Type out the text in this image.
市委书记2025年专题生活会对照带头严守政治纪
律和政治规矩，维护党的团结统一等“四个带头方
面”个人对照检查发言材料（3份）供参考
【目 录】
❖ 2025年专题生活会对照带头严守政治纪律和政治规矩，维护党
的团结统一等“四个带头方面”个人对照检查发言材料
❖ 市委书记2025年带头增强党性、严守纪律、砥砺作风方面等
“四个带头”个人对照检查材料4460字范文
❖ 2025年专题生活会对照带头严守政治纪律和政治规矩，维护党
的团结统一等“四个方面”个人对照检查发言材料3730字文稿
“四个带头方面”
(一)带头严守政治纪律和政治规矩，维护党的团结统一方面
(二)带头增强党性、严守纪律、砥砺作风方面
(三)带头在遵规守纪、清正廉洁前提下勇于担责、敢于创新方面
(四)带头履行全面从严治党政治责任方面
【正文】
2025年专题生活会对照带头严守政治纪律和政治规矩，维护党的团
------------------------------------------------
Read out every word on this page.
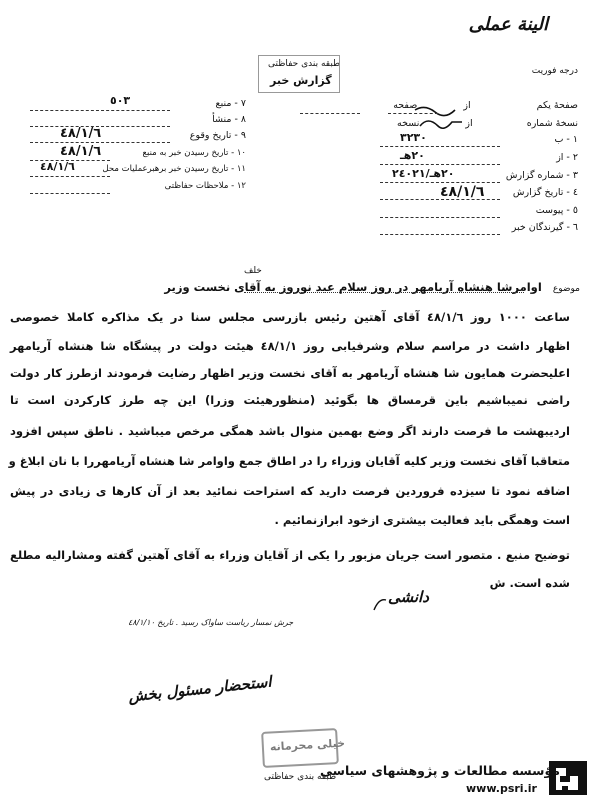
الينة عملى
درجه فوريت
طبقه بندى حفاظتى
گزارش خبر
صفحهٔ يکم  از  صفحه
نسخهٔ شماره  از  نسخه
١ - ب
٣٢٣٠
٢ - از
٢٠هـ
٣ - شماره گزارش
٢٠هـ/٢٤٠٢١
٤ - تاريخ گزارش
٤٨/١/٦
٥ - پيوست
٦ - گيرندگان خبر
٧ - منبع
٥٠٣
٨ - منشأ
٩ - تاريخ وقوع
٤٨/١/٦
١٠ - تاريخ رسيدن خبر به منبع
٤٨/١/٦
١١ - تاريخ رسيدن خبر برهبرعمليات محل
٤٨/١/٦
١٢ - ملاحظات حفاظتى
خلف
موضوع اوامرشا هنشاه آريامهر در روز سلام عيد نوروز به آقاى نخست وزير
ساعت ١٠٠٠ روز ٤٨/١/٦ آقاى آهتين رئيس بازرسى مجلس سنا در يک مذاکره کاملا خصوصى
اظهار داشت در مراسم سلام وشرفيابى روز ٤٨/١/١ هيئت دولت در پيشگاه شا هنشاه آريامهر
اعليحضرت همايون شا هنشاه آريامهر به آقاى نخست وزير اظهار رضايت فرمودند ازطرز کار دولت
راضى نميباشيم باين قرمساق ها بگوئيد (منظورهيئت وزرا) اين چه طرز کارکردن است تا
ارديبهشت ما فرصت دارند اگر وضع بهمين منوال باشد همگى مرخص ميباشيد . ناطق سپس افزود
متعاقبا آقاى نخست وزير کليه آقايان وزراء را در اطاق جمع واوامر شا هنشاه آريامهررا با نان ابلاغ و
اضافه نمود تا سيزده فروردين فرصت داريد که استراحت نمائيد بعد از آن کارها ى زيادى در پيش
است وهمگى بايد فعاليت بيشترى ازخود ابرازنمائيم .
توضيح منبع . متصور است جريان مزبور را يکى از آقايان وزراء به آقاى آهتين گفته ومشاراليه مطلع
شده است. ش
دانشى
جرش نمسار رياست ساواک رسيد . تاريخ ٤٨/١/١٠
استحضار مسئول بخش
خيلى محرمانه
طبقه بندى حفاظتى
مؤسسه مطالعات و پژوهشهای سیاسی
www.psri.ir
------------------------------------------------
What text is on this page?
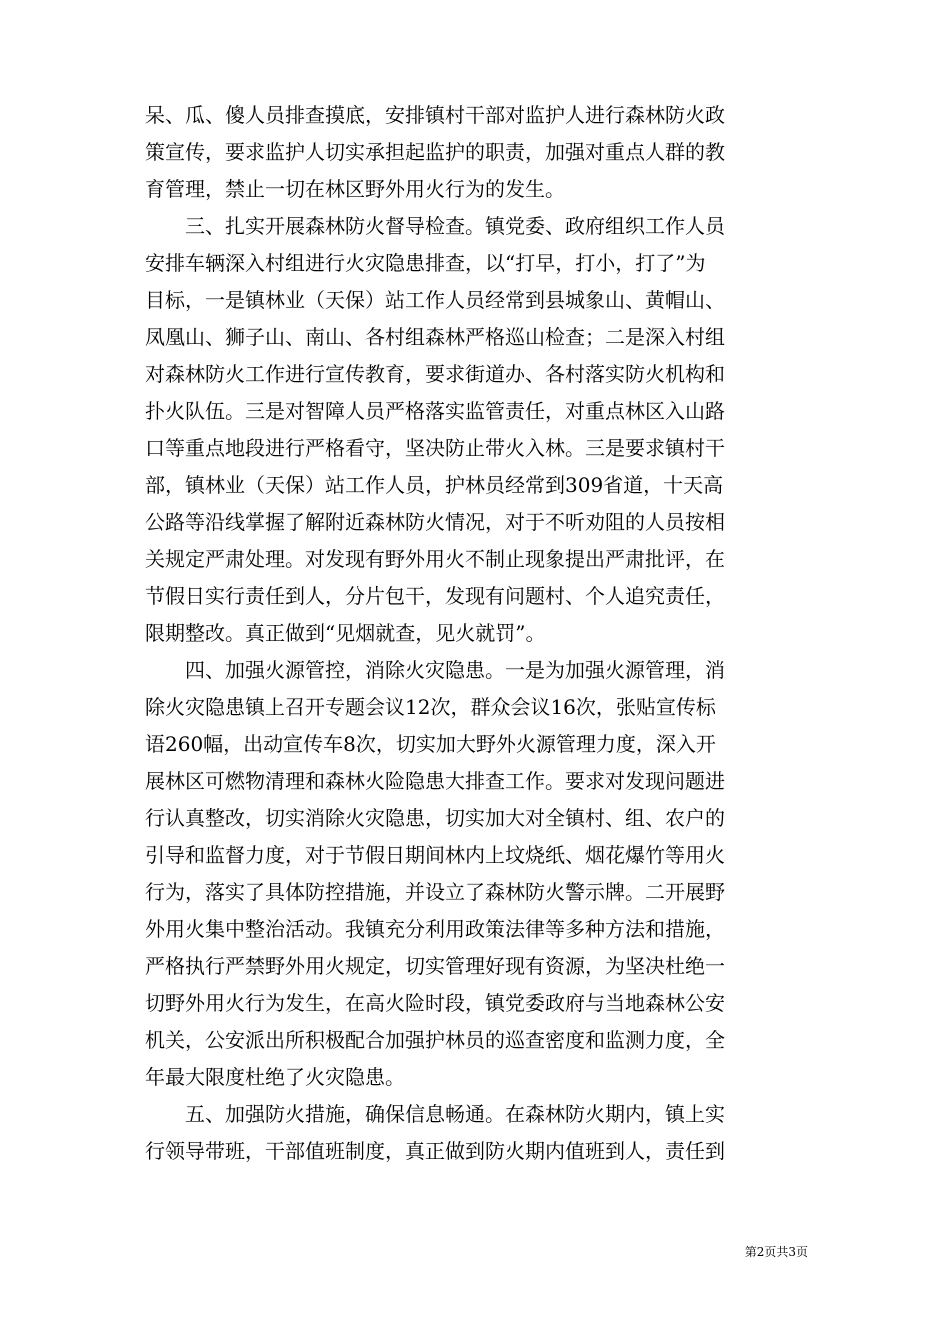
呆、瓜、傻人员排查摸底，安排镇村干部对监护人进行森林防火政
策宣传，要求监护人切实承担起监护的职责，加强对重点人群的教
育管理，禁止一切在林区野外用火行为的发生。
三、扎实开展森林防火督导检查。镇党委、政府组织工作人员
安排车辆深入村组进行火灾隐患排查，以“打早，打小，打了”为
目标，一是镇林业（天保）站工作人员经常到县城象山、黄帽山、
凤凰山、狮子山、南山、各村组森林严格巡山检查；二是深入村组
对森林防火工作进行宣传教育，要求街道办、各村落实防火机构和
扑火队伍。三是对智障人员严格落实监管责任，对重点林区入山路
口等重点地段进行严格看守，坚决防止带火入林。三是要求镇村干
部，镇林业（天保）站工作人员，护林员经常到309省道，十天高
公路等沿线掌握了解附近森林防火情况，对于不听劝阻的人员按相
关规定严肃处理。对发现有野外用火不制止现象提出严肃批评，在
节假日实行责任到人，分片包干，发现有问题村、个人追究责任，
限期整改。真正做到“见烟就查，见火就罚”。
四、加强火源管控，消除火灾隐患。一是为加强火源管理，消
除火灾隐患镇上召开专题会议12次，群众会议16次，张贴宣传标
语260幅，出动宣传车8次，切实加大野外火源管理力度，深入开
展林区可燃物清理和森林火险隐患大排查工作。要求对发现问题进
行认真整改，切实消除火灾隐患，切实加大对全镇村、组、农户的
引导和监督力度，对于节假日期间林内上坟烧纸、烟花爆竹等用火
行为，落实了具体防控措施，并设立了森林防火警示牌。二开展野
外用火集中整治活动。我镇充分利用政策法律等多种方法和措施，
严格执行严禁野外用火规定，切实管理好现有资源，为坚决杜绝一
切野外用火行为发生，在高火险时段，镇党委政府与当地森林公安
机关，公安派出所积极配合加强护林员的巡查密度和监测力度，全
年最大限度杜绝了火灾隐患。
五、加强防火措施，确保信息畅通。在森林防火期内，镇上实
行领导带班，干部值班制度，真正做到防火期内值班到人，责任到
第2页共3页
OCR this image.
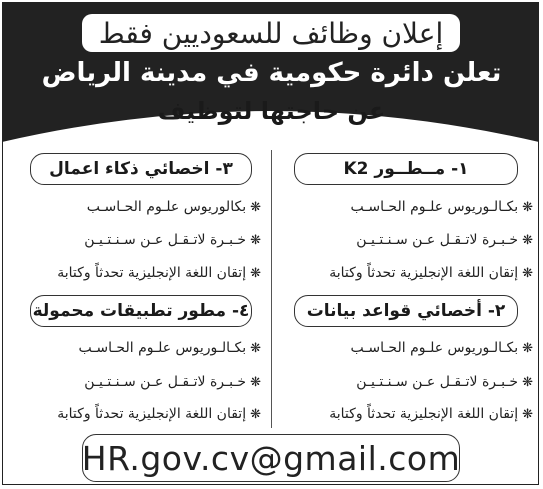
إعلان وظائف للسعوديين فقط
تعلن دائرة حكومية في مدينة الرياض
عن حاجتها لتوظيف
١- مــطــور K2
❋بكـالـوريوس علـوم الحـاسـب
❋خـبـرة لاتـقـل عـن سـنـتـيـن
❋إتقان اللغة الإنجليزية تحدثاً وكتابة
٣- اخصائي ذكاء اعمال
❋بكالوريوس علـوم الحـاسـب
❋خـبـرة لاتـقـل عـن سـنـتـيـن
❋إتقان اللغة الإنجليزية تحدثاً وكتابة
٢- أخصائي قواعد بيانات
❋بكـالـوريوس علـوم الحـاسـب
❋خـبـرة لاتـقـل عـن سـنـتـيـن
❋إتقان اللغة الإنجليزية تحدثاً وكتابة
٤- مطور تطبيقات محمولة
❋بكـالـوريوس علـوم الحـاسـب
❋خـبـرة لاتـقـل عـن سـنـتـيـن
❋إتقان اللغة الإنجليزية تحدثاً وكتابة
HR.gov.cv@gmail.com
------------------------------------------------
- _Task_
Select the lines in this material that hold the word "اظهار", leaving none out.

- _Full answer_
اظهار داشت در مراسم سلام وشرفيابى روز ٤٨/١/١ هيئت دولت در پيشگاه شا هنشاه آريامهر
اعليحضرت همايون شا هنشاه آريامهر به آقاى نخست وزير اظهار رضايت فرمودند ازطرز کار دولت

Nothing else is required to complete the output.